[Entries from a visual dataset]
■ ■ ■ ■ ■

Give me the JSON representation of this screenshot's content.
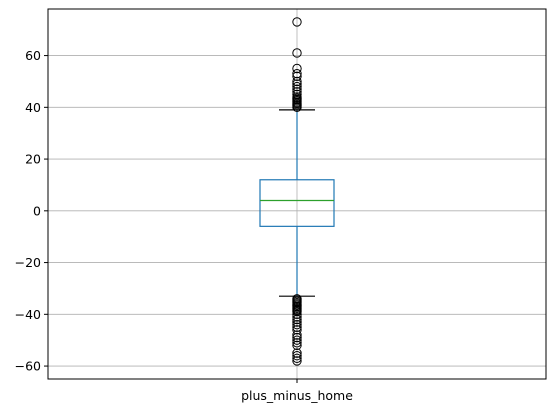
{
  "chart_data": {
    "type": "box",
    "title": "",
    "xlabel": "",
    "ylabel": "",
    "categories": [
      "plus_minus_home"
    ],
    "ylim": [
      -65,
      78
    ],
    "yticks": [
      -60,
      -40,
      -20,
      0,
      20,
      40,
      60
    ],
    "grid": true,
    "colors": {
      "box": "#1f77b4",
      "median": "#2ca02c",
      "whisker_cap": "#000000",
      "flier": "#000000",
      "grid": "#b0b0b0"
    },
    "boxes": [
      {
        "name": "plus_minus_home",
        "q1": -6,
        "median": 4,
        "q3": 12,
        "whisker_low": -33,
        "whisker_high": 39,
        "fliers_high": [
          40,
          40.5,
          41,
          41.5,
          42,
          42.5,
          43,
          43.5,
          44,
          45,
          46,
          47,
          48,
          49,
          50,
          52,
          53,
          55,
          61,
          73
        ],
        "fliers_low": [
          -34,
          -34.5,
          -35,
          -35.5,
          -36,
          -36.5,
          -37,
          -37.5,
          -38,
          -38.5,
          -39,
          -40,
          -41,
          -42,
          -43,
          -44,
          -45,
          -46,
          -48,
          -49,
          -50,
          -51,
          -52,
          -55,
          -56,
          -57,
          -58
        ]
      }
    ]
  }
}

■ ■ ■ ■ ■

Copy the entries above faithfully and omit every image.

* _Reply_
Give me the JSON representation of this screenshot's content.
{
  "chart_data": {
    "type": "box",
    "title": "",
    "xlabel": "",
    "ylabel": "",
    "categories": [
      "plus_minus_home"
    ],
    "ylim": [
      -65,
      78
    ],
    "yticks": [
      -60,
      -40,
      -20,
      0,
      20,
      40,
      60
    ],
    "grid": true,
    "colors": {
      "box": "#1f77b4",
      "median": "#2ca02c",
      "whisker_cap": "#000000",
      "flier": "#000000",
      "grid": "#b0b0b0"
    },
    "boxes": [
      {
        "name": "plus_minus_home",
        "q1": -6,
        "median": 4,
        "q3": 12,
        "whisker_low": -33,
        "whisker_high": 39,
        "fliers_high": [
          40,
          40.5,
          41,
          41.5,
          42,
          42.5,
          43,
          43.5,
          44,
          45,
          46,
          47,
          48,
          49,
          50,
          52,
          53,
          55,
          61,
          73
        ],
        "fliers_low": [
          -34,
          -34.5,
          -35,
          -35.5,
          -36,
          -36.5,
          -37,
          -37.5,
          -38,
          -38.5,
          -39,
          -40,
          -41,
          -42,
          -43,
          -44,
          -45,
          -46,
          -48,
          -49,
          -50,
          -51,
          -52,
          -55,
          -56,
          -57,
          -58
        ]
      }
    ]
  }
}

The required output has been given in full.